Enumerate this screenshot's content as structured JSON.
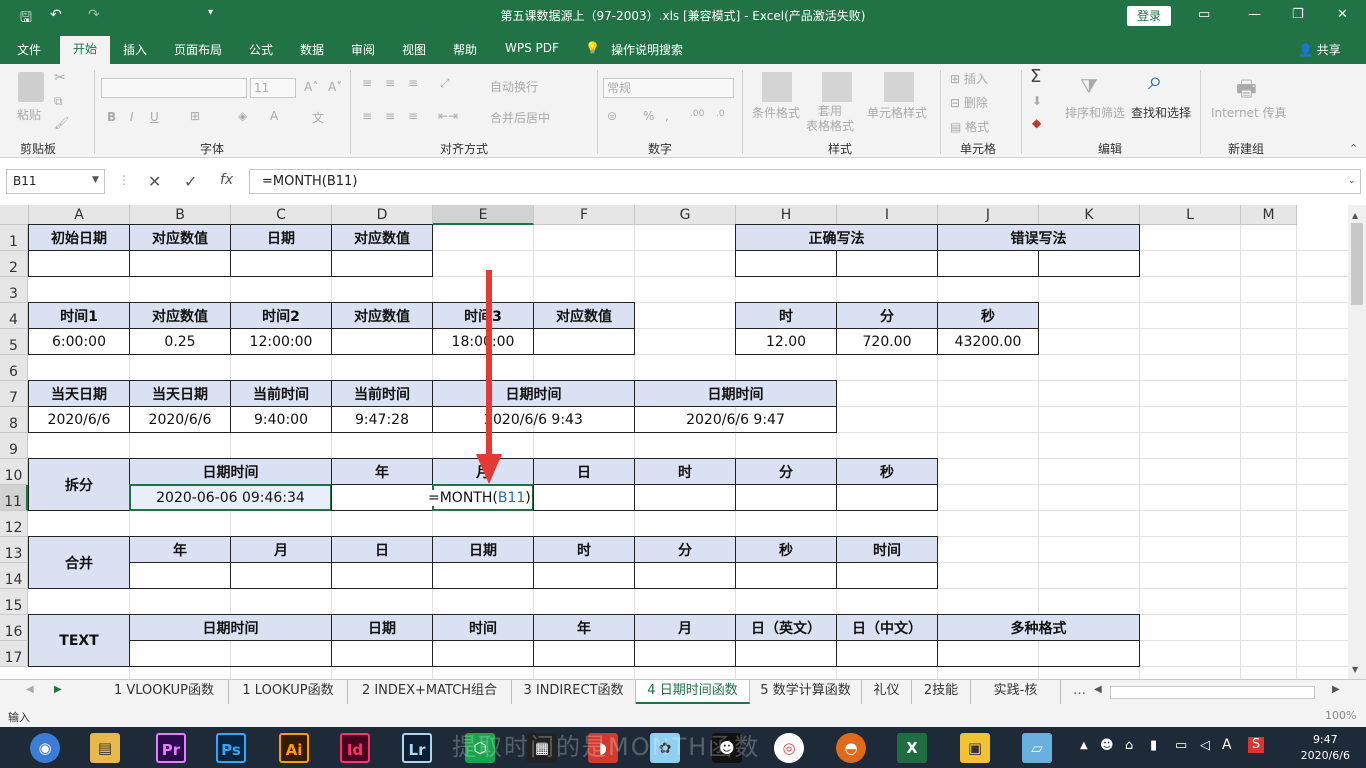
{
  "title_bar": {
    "title": "第五课数据源上（97-2003）.xls  [兼容模式]  -  Excel(产品激活失败)",
    "login": "登录"
  },
  "menu": [
    "文件",
    "开始",
    "插入",
    "页面布局",
    "公式",
    "数据",
    "审阅",
    "视图",
    "帮助",
    "WPS PDF",
    "操作说明搜索",
    "共享"
  ],
  "ribbon": {
    "groups": [
      "剪贴板",
      "字体",
      "对齐方式",
      "数字",
      "样式",
      "单元格",
      "编辑",
      "新建组"
    ],
    "paste": "粘贴",
    "font_size": "11",
    "wrap": "自动换行",
    "merge": "合并后居中",
    "number_format": "常规",
    "cond_format": "条件格式",
    "table_format": "套用\n表格格式",
    "cell_styles": "单元格样式",
    "insert": "插入",
    "delete": "删除",
    "format": "格式",
    "sort_filter": "排序和筛选",
    "find_select": "查找和选择",
    "internet": "Internet 传真"
  },
  "formula_bar": {
    "name_box": "B11",
    "formula": "=MONTH(B11)"
  },
  "columns": [
    "A",
    "B",
    "C",
    "D",
    "E",
    "F",
    "G",
    "H",
    "I",
    "J",
    "K",
    "L",
    "M"
  ],
  "rows": [
    "1",
    "2",
    "3",
    "4",
    "5",
    "6",
    "7",
    "8",
    "9",
    "10",
    "11",
    "12",
    "13",
    "14",
    "15",
    "16",
    "17"
  ],
  "cells": {
    "r1": [
      "初始日期",
      "对应数值",
      "日期",
      "对应数值",
      "正确写法",
      "错误写法"
    ],
    "r4": [
      "时间1",
      "对应数值",
      "时间2",
      "对应数值",
      "时间3",
      "对应数值",
      "时",
      "分",
      "秒"
    ],
    "r5": [
      "6:00:00",
      "0.25",
      "12:00:00",
      "18:00:00",
      "12.00",
      "720.00",
      "43200.00"
    ],
    "r7": [
      "当天日期",
      "当天日期",
      "当前时间",
      "当前时间",
      "日期时间",
      "日期时间"
    ],
    "r8": [
      "2020/6/6",
      "2020/6/6",
      "9:40:00",
      "9:47:28",
      "2020/6/6 9:43",
      "2020/6/6 9:47"
    ],
    "split_label": "拆分",
    "r10": [
      "日期时间",
      "年",
      "月",
      "日",
      "时",
      "分",
      "秒"
    ],
    "r11": [
      "2020-06-06 09:46:34",
      "=MONTH(",
      "B11",
      ")"
    ],
    "merge_label": "合并",
    "r13": [
      "年",
      "月",
      "日",
      "日期",
      "时",
      "分",
      "秒",
      "时间"
    ],
    "text_label": "TEXT",
    "r16": [
      "日期时间",
      "日期",
      "时间",
      "年",
      "月",
      "日（英文）",
      "日（中文）",
      "多种格式"
    ]
  },
  "sheet_tabs": [
    "1 VLOOKUP函数",
    "1 LOOKUP函数",
    "2 INDEX+MATCH组合",
    "3 INDIRECT函数",
    "4 日期时间函数",
    "5 数学计算函数",
    "礼仪",
    "2技能",
    "实践-核"
  ],
  "active_tab": "4 日期时间函数",
  "status": {
    "mode": "输入",
    "zoom": "100%"
  },
  "taskbar": {
    "time": "9:47",
    "date": "2020/6/6"
  },
  "watermark": "提取时间的是MONTH函数"
}
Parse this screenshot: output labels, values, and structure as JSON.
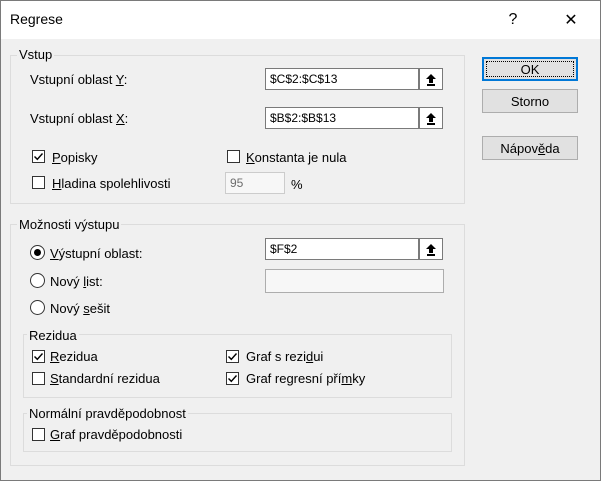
{
  "window": {
    "title": "Regrese",
    "help_glyph": "?",
    "close_glyph": "✕"
  },
  "input": {
    "legend": "Vstup",
    "y_range": {
      "label_before": "Vstupní oblast ",
      "mnemonic": "Y",
      "label_after": ":",
      "value": "$C$2:$C$13"
    },
    "x_range": {
      "label_before": "Vstupní oblast ",
      "mnemonic": "X",
      "label_after": ":",
      "value": "$B$2:$B$13"
    },
    "labels": {
      "mnemonic": "P",
      "rest": "opisky",
      "checked": true
    },
    "constant_zero": {
      "mnemonic": "K",
      "rest": "onstanta je nula",
      "checked": false
    },
    "confidence": {
      "mnemonic": "H",
      "rest": "ladina spolehlivosti",
      "checked": false,
      "value": "95",
      "unit": "%"
    }
  },
  "output": {
    "legend": "Možnosti výstupu",
    "output_range": {
      "before": "",
      "mnemonic": "V",
      "rest": "ýstupní oblast:",
      "selected": true,
      "value": "$F$2"
    },
    "new_sheet": {
      "before": "Nový ",
      "mnemonic": "l",
      "rest": "ist:",
      "selected": false,
      "value": ""
    },
    "new_workbook": {
      "before": "Nový ",
      "mnemonic": "s",
      "rest": "ešit",
      "selected": false
    }
  },
  "residuals": {
    "legend": "Rezidua",
    "residuals": {
      "before": "",
      "mnemonic": "R",
      "rest": "ezidua",
      "checked": true
    },
    "std_residuals": {
      "before": "",
      "mnemonic": "S",
      "rest": "tandardní rezidua",
      "checked": false
    },
    "residual_plot": {
      "before": "Graf s rezi",
      "mnemonic": "d",
      "rest": "ui",
      "checked": true
    },
    "line_fit_plot": {
      "before": "Graf regresní pří",
      "mnemonic": "m",
      "rest": "ky",
      "checked": true
    }
  },
  "normal_prob": {
    "legend": "Normální pravděpodobnost",
    "plot": {
      "before": "",
      "mnemonic": "G",
      "rest": "raf pravděpodobnosti",
      "checked": false
    }
  },
  "buttons": {
    "ok": "OK",
    "cancel": "Storno",
    "help": {
      "before": "Nápov",
      "mnemonic": "ě",
      "rest": "da"
    }
  },
  "colors": {
    "accent": "#0078d7",
    "background": "#f0f0f0"
  }
}
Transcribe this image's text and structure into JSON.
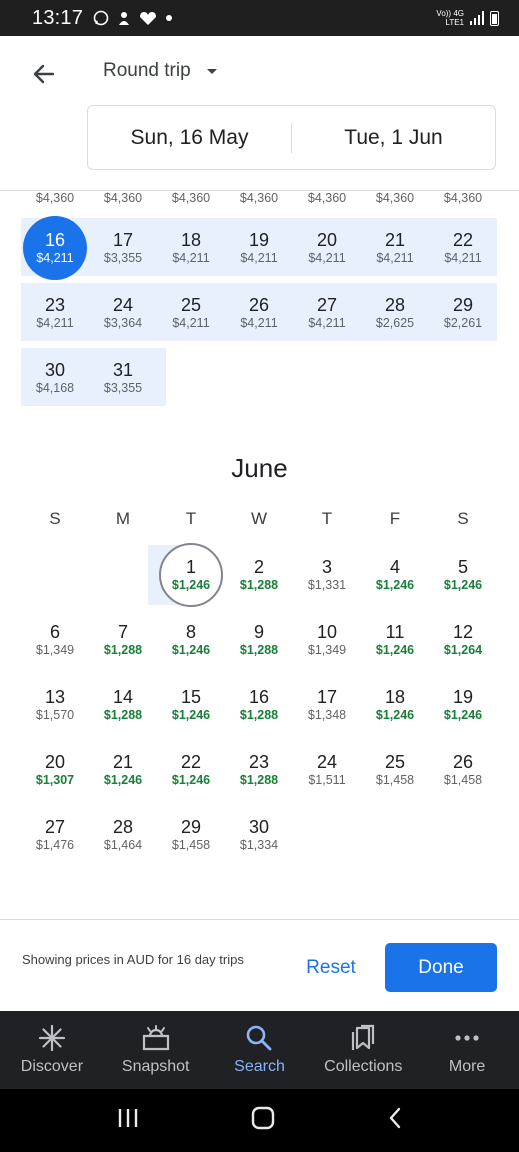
{
  "status_bar": {
    "time": "13:17",
    "network_label": "Vo)) 4G LTE1"
  },
  "header": {
    "back_icon": "arrow-left-icon",
    "trip_type": "Round trip",
    "depart_date": "Sun, 16 May",
    "return_date": "Tue, 1 Jun"
  },
  "may": {
    "partial_row_prices": [
      "$4,360",
      "$4,360",
      "$4,360",
      "$4,360",
      "$4,360",
      "$4,360",
      "$4,360"
    ],
    "rows": [
      [
        {
          "day": "16",
          "price": "$4,211",
          "selected": true
        },
        {
          "day": "17",
          "price": "$3,355"
        },
        {
          "day": "18",
          "price": "$4,211"
        },
        {
          "day": "19",
          "price": "$4,211"
        },
        {
          "day": "20",
          "price": "$4,211"
        },
        {
          "day": "21",
          "price": "$4,211"
        },
        {
          "day": "22",
          "price": "$4,211"
        }
      ],
      [
        {
          "day": "23",
          "price": "$4,211"
        },
        {
          "day": "24",
          "price": "$3,364"
        },
        {
          "day": "25",
          "price": "$4,211"
        },
        {
          "day": "26",
          "price": "$4,211"
        },
        {
          "day": "27",
          "price": "$4,211"
        },
        {
          "day": "28",
          "price": "$2,625"
        },
        {
          "day": "29",
          "price": "$2,261"
        }
      ],
      [
        {
          "day": "30",
          "price": "$4,168"
        },
        {
          "day": "31",
          "price": "$3,355"
        }
      ]
    ]
  },
  "june": {
    "title": "June",
    "weekdays": [
      "S",
      "M",
      "T",
      "W",
      "T",
      "F",
      "S"
    ],
    "rows": [
      [
        null,
        null,
        {
          "day": "1",
          "price": "$1,246",
          "cheap": true,
          "ring": true
        },
        {
          "day": "2",
          "price": "$1,288",
          "cheap": true
        },
        {
          "day": "3",
          "price": "$1,331"
        },
        {
          "day": "4",
          "price": "$1,246",
          "cheap": true
        },
        {
          "day": "5",
          "price": "$1,246",
          "cheap": true
        }
      ],
      [
        {
          "day": "6",
          "price": "$1,349"
        },
        {
          "day": "7",
          "price": "$1,288",
          "cheap": true
        },
        {
          "day": "8",
          "price": "$1,246",
          "cheap": true
        },
        {
          "day": "9",
          "price": "$1,288",
          "cheap": true
        },
        {
          "day": "10",
          "price": "$1,349"
        },
        {
          "day": "11",
          "price": "$1,246",
          "cheap": true
        },
        {
          "day": "12",
          "price": "$1,264",
          "cheap": true
        }
      ],
      [
        {
          "day": "13",
          "price": "$1,570"
        },
        {
          "day": "14",
          "price": "$1,288",
          "cheap": true
        },
        {
          "day": "15",
          "price": "$1,246",
          "cheap": true
        },
        {
          "day": "16",
          "price": "$1,288",
          "cheap": true
        },
        {
          "day": "17",
          "price": "$1,348"
        },
        {
          "day": "18",
          "price": "$1,246",
          "cheap": true
        },
        {
          "day": "19",
          "price": "$1,246",
          "cheap": true
        }
      ],
      [
        {
          "day": "20",
          "price": "$1,307",
          "cheap": true
        },
        {
          "day": "21",
          "price": "$1,246",
          "cheap": true
        },
        {
          "day": "22",
          "price": "$1,246",
          "cheap": true
        },
        {
          "day": "23",
          "price": "$1,288",
          "cheap": true
        },
        {
          "day": "24",
          "price": "$1,511"
        },
        {
          "day": "25",
          "price": "$1,458"
        },
        {
          "day": "26",
          "price": "$1,458"
        }
      ],
      [
        {
          "day": "27",
          "price": "$1,476"
        },
        {
          "day": "28",
          "price": "$1,464"
        },
        {
          "day": "29",
          "price": "$1,458"
        },
        {
          "day": "30",
          "price": "$1,334"
        }
      ]
    ]
  },
  "footer": {
    "note": "Showing prices in AUD for 16 day trips",
    "reset_label": "Reset",
    "done_label": "Done"
  },
  "bottom_nav": [
    {
      "label": "Discover",
      "icon": "sparkle-icon"
    },
    {
      "label": "Snapshot",
      "icon": "snapshot-icon"
    },
    {
      "label": "Search",
      "icon": "search-icon",
      "active": true
    },
    {
      "label": "Collections",
      "icon": "collections-icon"
    },
    {
      "label": "More",
      "icon": "more-dots-icon"
    }
  ],
  "colors": {
    "accent": "#1a73e8",
    "range_band": "#e8f0fe",
    "cheap_price": "#188038",
    "nav_bg": "#202124",
    "nav_active": "#8ab4f8"
  }
}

◆ Aim of the exercise:
Copy each line above that contains the word "rest".

◆ Problem solution:
      "rest": "opisky",
      "rest": "onstanta je nula",
      "rest": "ladina spolehlivosti",
      "rest": "ýstupní oblast:",
      "rest": "ist:",
      "rest": "ešit",
      "rest": "ezidua",
      "rest": "tandardní rezidua",
      "rest": "ui",
      "rest": "ky",
      "rest": "raf pravděpodobnosti",
      "rest": "da"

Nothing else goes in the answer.